_YOUR INSTRUCTIONS_
Please rewrite every line of the items below, replacing "formula-main" with "formula-base" wherever it occurs and leaving the rest unchanged.

— start ENTRIES SHOWN —

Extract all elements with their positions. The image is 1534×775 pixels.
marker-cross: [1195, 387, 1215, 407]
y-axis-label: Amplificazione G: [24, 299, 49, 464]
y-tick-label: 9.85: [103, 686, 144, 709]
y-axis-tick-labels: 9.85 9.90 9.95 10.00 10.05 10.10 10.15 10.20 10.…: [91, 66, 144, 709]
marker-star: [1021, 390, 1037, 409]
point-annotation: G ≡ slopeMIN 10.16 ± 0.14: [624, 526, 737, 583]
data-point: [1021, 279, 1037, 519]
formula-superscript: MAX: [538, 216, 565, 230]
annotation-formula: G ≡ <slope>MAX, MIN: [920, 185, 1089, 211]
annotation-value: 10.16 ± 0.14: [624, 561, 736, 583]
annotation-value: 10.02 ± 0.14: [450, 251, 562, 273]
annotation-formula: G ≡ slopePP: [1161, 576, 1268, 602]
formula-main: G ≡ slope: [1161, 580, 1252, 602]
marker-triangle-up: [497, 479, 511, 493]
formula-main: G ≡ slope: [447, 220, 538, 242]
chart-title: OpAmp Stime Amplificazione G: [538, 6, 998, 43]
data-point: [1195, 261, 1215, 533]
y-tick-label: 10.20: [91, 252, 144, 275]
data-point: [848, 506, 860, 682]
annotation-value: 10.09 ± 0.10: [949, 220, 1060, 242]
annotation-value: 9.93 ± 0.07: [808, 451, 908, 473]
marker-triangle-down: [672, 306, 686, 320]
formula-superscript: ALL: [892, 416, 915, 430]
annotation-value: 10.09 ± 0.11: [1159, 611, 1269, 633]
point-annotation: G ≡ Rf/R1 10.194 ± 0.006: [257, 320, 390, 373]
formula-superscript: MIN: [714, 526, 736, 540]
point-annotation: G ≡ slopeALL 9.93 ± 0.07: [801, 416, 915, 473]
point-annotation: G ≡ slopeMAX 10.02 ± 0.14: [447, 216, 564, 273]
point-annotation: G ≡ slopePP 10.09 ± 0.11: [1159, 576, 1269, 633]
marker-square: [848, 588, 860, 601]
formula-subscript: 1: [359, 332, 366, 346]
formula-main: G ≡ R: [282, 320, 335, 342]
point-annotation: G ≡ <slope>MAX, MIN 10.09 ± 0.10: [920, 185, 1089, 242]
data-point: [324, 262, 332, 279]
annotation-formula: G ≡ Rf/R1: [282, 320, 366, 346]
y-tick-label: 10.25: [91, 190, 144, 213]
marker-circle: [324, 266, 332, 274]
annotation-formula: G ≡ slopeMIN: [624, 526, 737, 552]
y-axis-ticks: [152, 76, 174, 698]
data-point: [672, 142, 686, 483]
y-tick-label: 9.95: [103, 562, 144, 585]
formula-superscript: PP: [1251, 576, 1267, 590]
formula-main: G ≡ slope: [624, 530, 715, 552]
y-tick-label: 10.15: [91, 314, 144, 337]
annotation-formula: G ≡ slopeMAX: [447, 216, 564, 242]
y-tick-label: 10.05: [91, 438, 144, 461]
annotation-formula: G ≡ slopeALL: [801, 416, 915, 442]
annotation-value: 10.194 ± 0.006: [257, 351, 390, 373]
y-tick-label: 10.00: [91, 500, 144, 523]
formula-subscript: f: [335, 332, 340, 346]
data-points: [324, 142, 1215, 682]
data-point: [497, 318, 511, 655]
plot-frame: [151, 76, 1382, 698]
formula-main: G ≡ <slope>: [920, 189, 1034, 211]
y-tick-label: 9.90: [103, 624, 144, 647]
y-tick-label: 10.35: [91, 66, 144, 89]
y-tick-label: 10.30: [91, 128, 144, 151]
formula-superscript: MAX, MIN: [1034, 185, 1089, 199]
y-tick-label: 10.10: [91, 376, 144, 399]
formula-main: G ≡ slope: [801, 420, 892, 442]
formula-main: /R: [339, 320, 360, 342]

— end ENTRIES SHOWN —

_EXERCISE RESPONSE_
Extract all elements with their positions. The image is 1534×775 pixels.
marker-cross: [1195, 387, 1215, 407]
y-axis-label: Amplificazione G: [24, 299, 49, 464]
y-tick-label: 9.85: [103, 686, 144, 709]
y-axis-tick-labels: 9.85 9.90 9.95 10.00 10.05 10.10 10.15 10.20 10.…: [91, 66, 144, 709]
marker-star: [1021, 390, 1037, 409]
point-annotation: G ≡ slopeMIN 10.16 ± 0.14: [624, 526, 737, 583]
data-point: [1021, 279, 1037, 519]
formula-superscript: MAX: [538, 216, 565, 230]
annotation-formula: G ≡ <slope>MAX, MIN: [920, 185, 1089, 211]
annotation-value: 10.16 ± 0.14: [624, 561, 736, 583]
annotation-value: 10.02 ± 0.14: [450, 251, 562, 273]
annotation-formula: G ≡ slopePP: [1161, 576, 1268, 602]
formula-base: G ≡ slope: [1161, 580, 1252, 602]
marker-triangle-up: [497, 479, 511, 493]
formula-base: G ≡ slope: [447, 220, 538, 242]
chart-title: OpAmp Stime Amplificazione G: [538, 6, 998, 43]
data-point: [1195, 261, 1215, 533]
y-tick-label: 10.20: [91, 252, 144, 275]
data-point: [848, 506, 860, 682]
annotation-value: 10.09 ± 0.10: [949, 220, 1060, 242]
annotation-value: 9.93 ± 0.07: [808, 451, 908, 473]
marker-triangle-down: [672, 306, 686, 320]
formula-superscript: ALL: [892, 416, 915, 430]
annotation-value: 10.09 ± 0.11: [1159, 611, 1269, 633]
point-annotation: G ≡ Rf/R1 10.194 ± 0.006: [257, 320, 390, 373]
formula-superscript: MIN: [714, 526, 736, 540]
point-annotation: G ≡ slopeALL 9.93 ± 0.07: [801, 416, 915, 473]
point-annotation: G ≡ slopeMAX 10.02 ± 0.14: [447, 216, 564, 273]
point-annotation: G ≡ slopePP 10.09 ± 0.11: [1159, 576, 1269, 633]
marker-square: [848, 588, 860, 601]
formula-subscript: 1: [359, 332, 366, 346]
formula-base: G ≡ R: [282, 320, 335, 342]
point-annotation: G ≡ <slope>MAX, MIN 10.09 ± 0.10: [920, 185, 1089, 242]
data-point: [324, 262, 332, 279]
annotation-formula: G ≡ Rf/R1: [282, 320, 366, 346]
y-tick-label: 10.25: [91, 190, 144, 213]
marker-circle: [324, 266, 332, 274]
annotation-formula: G ≡ slopeMIN: [624, 526, 737, 552]
y-axis-ticks: [152, 76, 174, 698]
data-point: [672, 142, 686, 483]
y-tick-label: 9.95: [103, 562, 144, 585]
formula-superscript: PP: [1251, 576, 1267, 590]
formula-base: G ≡ slope: [624, 530, 715, 552]
y-tick-label: 10.15: [91, 314, 144, 337]
annotation-formula: G ≡ slopeMAX: [447, 216, 564, 242]
y-tick-label: 10.05: [91, 438, 144, 461]
annotation-formula: G ≡ slopeALL: [801, 416, 915, 442]
annotation-value: 10.194 ± 0.006: [257, 351, 390, 373]
y-tick-label: 10.00: [91, 500, 144, 523]
formula-subscript: f: [335, 332, 340, 346]
data-points: [324, 142, 1215, 682]
data-point: [497, 318, 511, 655]
plot-frame: [151, 76, 1382, 698]
formula-base: G ≡ <slope>: [920, 189, 1034, 211]
y-tick-label: 9.90: [103, 624, 144, 647]
y-tick-label: 10.35: [91, 66, 144, 89]
y-tick-label: 10.30: [91, 128, 144, 151]
formula-superscript: MAX, MIN: [1034, 185, 1089, 199]
y-tick-label: 10.10: [91, 376, 144, 399]
formula-base: G ≡ slope: [801, 420, 892, 442]
formula-base: /R: [339, 320, 360, 342]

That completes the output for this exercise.